Stored records:
■ ■ ■ ■
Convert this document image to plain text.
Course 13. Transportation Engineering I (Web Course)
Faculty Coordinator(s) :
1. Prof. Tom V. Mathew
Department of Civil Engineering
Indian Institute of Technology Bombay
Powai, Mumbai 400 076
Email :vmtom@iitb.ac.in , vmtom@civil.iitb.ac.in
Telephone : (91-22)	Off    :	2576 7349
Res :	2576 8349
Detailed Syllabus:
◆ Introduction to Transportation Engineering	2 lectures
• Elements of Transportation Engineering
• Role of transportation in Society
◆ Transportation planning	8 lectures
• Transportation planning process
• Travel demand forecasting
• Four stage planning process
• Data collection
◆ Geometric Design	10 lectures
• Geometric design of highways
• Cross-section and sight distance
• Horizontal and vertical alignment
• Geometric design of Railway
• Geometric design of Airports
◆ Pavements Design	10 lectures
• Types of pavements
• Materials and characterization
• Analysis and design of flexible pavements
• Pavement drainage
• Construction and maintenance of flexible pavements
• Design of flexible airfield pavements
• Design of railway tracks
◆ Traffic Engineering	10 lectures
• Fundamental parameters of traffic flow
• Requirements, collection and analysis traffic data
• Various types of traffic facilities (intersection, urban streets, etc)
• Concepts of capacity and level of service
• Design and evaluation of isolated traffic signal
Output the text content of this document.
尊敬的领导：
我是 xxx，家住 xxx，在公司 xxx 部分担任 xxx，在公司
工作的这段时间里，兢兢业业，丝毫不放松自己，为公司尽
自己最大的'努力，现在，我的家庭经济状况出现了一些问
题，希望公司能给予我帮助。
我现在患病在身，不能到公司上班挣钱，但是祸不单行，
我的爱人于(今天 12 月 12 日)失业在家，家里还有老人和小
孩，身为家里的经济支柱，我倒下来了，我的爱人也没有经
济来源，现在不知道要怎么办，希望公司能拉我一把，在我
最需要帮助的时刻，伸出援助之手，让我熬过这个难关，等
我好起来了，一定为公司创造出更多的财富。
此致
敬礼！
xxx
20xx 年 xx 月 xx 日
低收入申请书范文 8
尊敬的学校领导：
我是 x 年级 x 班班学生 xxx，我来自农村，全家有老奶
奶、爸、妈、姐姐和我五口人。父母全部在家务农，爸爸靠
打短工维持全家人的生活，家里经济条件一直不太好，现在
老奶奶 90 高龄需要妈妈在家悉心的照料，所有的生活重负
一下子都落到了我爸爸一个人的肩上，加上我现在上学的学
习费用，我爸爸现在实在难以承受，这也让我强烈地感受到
■ ■ ■ ■
→ **Work to complete**: Exactly reproduce all of the entries above.

→ **Solution**:
Convert this document image to plain text.
Course 13. Transportation Engineering I (Web Course)
Faculty Coordinator(s) :
1. Prof. Tom V. Mathew
Department of Civil Engineering
Indian Institute of Technology Bombay
Powai, Mumbai 400 076
Email :vmtom@iitb.ac.in , vmtom@civil.iitb.ac.in
Telephone : (91-22)	Off    :	2576 7349
Res :	2576 8349
Detailed Syllabus:
◆ Introduction to Transportation Engineering	2 lectures
• Elements of Transportation Engineering
• Role of transportation in Society
◆ Transportation planning	8 lectures
• Transportation planning process
• Travel demand forecasting
• Four stage planning process
• Data collection
◆ Geometric Design	10 lectures
• Geometric design of highways
• Cross-section and sight distance
• Horizontal and vertical alignment
• Geometric design of Railway
• Geometric design of Airports
◆ Pavements Design	10 lectures
• Types of pavements
• Materials and characterization
• Analysis and design of flexible pavements
• Pavement drainage
• Construction and maintenance of flexible pavements
• Design of flexible airfield pavements
• Design of railway tracks
◆ Traffic Engineering	10 lectures
• Fundamental parameters of traffic flow
• Requirements, collection and analysis traffic data
• Various types of traffic facilities (intersection, urban streets, etc)
• Concepts of capacity and level of service
• Design and evaluation of isolated traffic signal
Output the text content of this document.
尊敬的领导：
我是 xxx，家住 xxx，在公司 xxx 部分担任 xxx，在公司
工作的这段时间里，兢兢业业，丝毫不放松自己，为公司尽
自己最大的'努力，现在，我的家庭经济状况出现了一些问
题，希望公司能给予我帮助。
我现在患病在身，不能到公司上班挣钱，但是祸不单行，
我的爱人于(今天 12 月 12 日)失业在家，家里还有老人和小
孩，身为家里的经济支柱，我倒下来了，我的爱人也没有经
济来源，现在不知道要怎么办，希望公司能拉我一把，在我
最需要帮助的时刻，伸出援助之手，让我熬过这个难关，等
我好起来了，一定为公司创造出更多的财富。
此致
敬礼！
xxx
20xx 年 xx 月 xx 日
低收入申请书范文 8
尊敬的学校领导：
我是 x 年级 x 班班学生 xxx，我来自农村，全家有老奶
奶、爸、妈、姐姐和我五口人。父母全部在家务农，爸爸靠
打短工维持全家人的生活，家里经济条件一直不太好，现在
老奶奶 90 高龄需要妈妈在家悉心的照料，所有的生活重负
一下子都落到了我爸爸一个人的肩上，加上我现在上学的学
习费用，我爸爸现在实在难以承受，这也让我强烈地感受到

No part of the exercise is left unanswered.